WHAT YOU WILL DO
Each line of the listing must be transcribed exactly, except for the images, which should be excluded.

# # #

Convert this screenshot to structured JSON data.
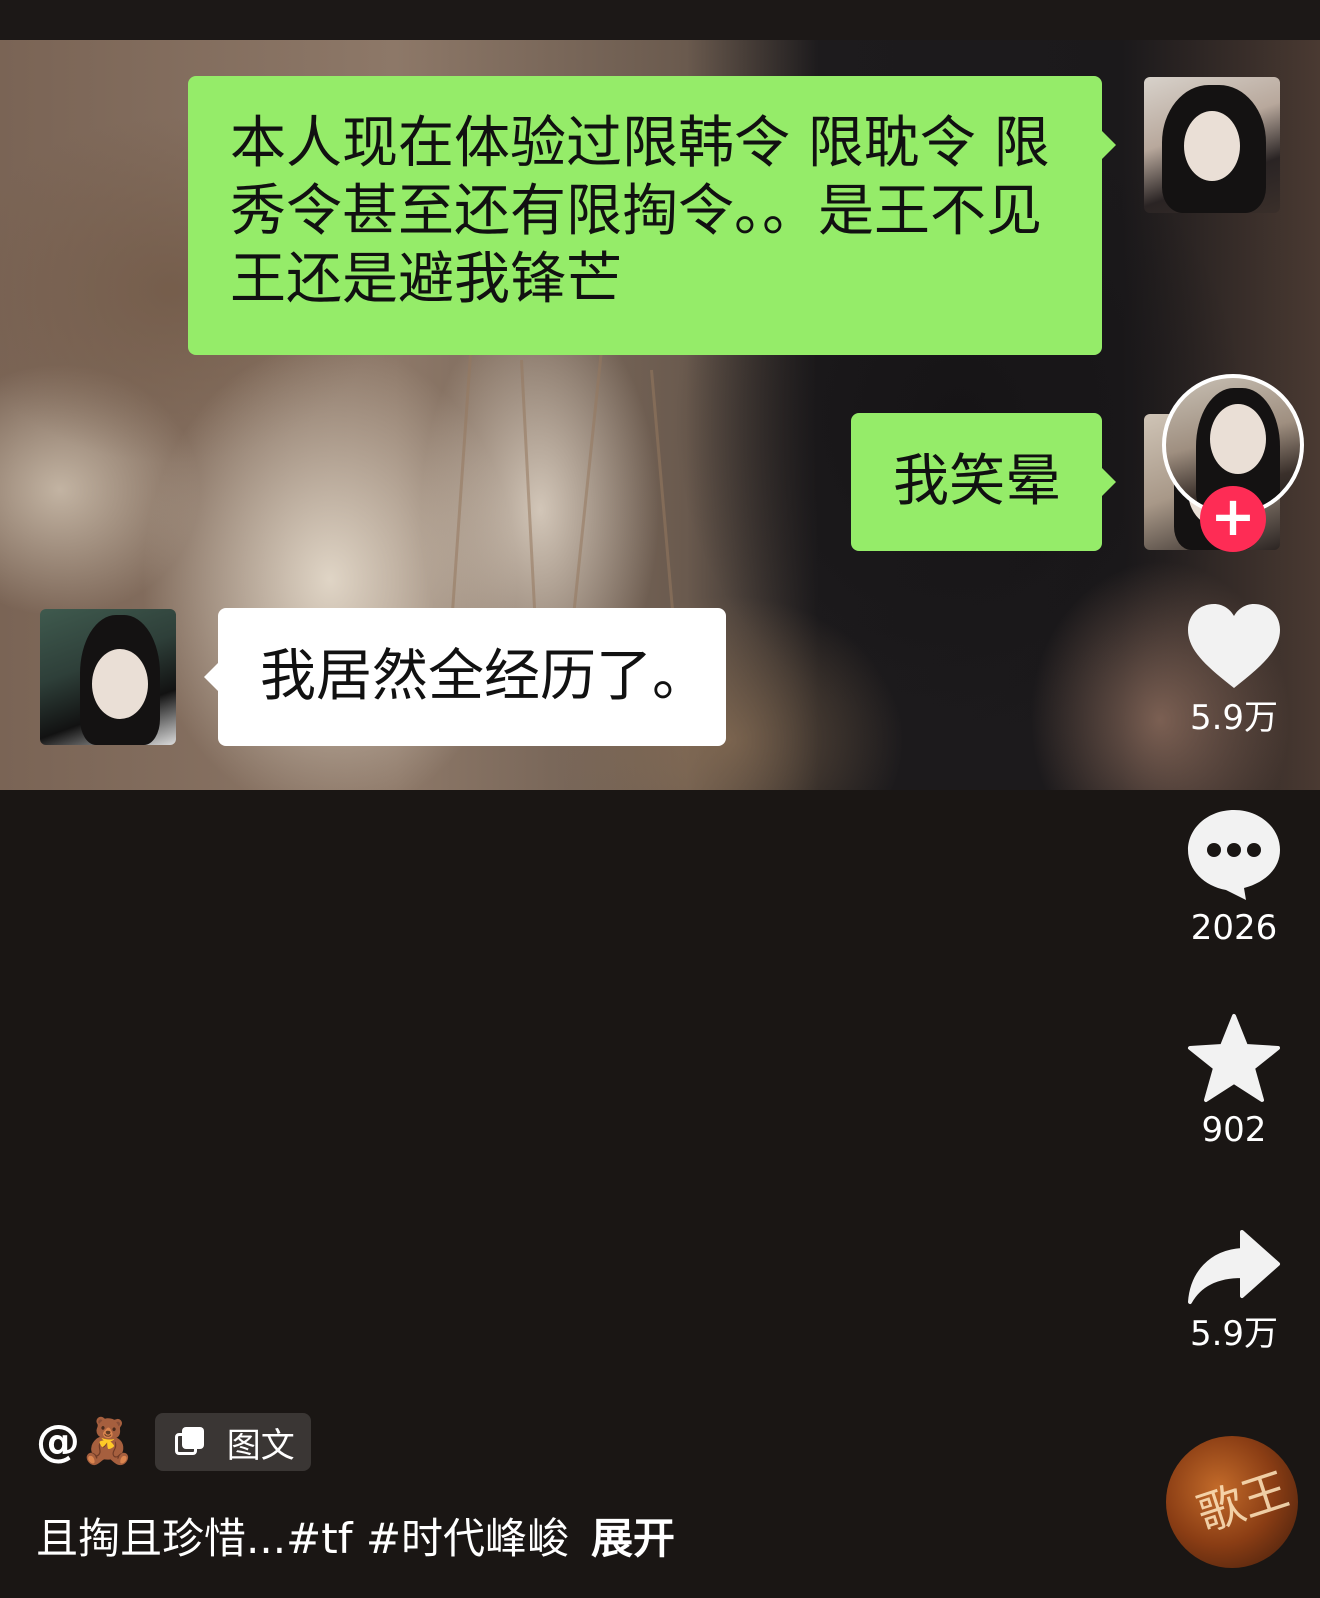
{
  "chat": {
    "message_1": "本人现在体验过限韩令 限耽令 限秀令甚至还有限掏令。。是王不见王还是避我锋芒",
    "message_2": "我笑晕",
    "message_3": "我居然全经历了。"
  },
  "actions": {
    "like_count": "5.9万",
    "comment_count": "2026",
    "favorite_count": "902",
    "share_count": "5.9万"
  },
  "follow_symbol": "+",
  "post": {
    "author": "@🧸",
    "type_tag": "图文",
    "caption": "且掏且珍惜...#tf #时代峰峻",
    "expand_label": "展开"
  },
  "music_disc_text": "歌王",
  "colors": {
    "chat_bubble_green": "#95ec69",
    "follow_red": "#fe2c55",
    "background": "#1a1614"
  },
  "icons": [
    "heart-icon",
    "comment-icon",
    "star-icon",
    "share-icon",
    "image-text-icon",
    "plus-icon"
  ]
}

# # #

EXPECTED ANSWER
Convert this screenshot to structured JSON data.
{
  "chat": {
    "message_1": "本人现在体验过限韩令 限耽令 限秀令甚至还有限掏令。。是王不见王还是避我锋芒",
    "message_2": "我笑晕",
    "message_3": "我居然全经历了。"
  },
  "actions": {
    "like_count": "5.9万",
    "comment_count": "2026",
    "favorite_count": "902",
    "share_count": "5.9万"
  },
  "follow_symbol": "+",
  "post": {
    "author": "@🧸",
    "type_tag": "图文",
    "caption": "且掏且珍惜...#tf #时代峰峻",
    "expand_label": "展开"
  },
  "music_disc_text": "歌王",
  "colors": {
    "chat_bubble_green": "#95ec69",
    "follow_red": "#fe2c55",
    "background": "#1a1614"
  },
  "icons": [
    "heart-icon",
    "comment-icon",
    "star-icon",
    "share-icon",
    "image-text-icon",
    "plus-icon"
  ]
}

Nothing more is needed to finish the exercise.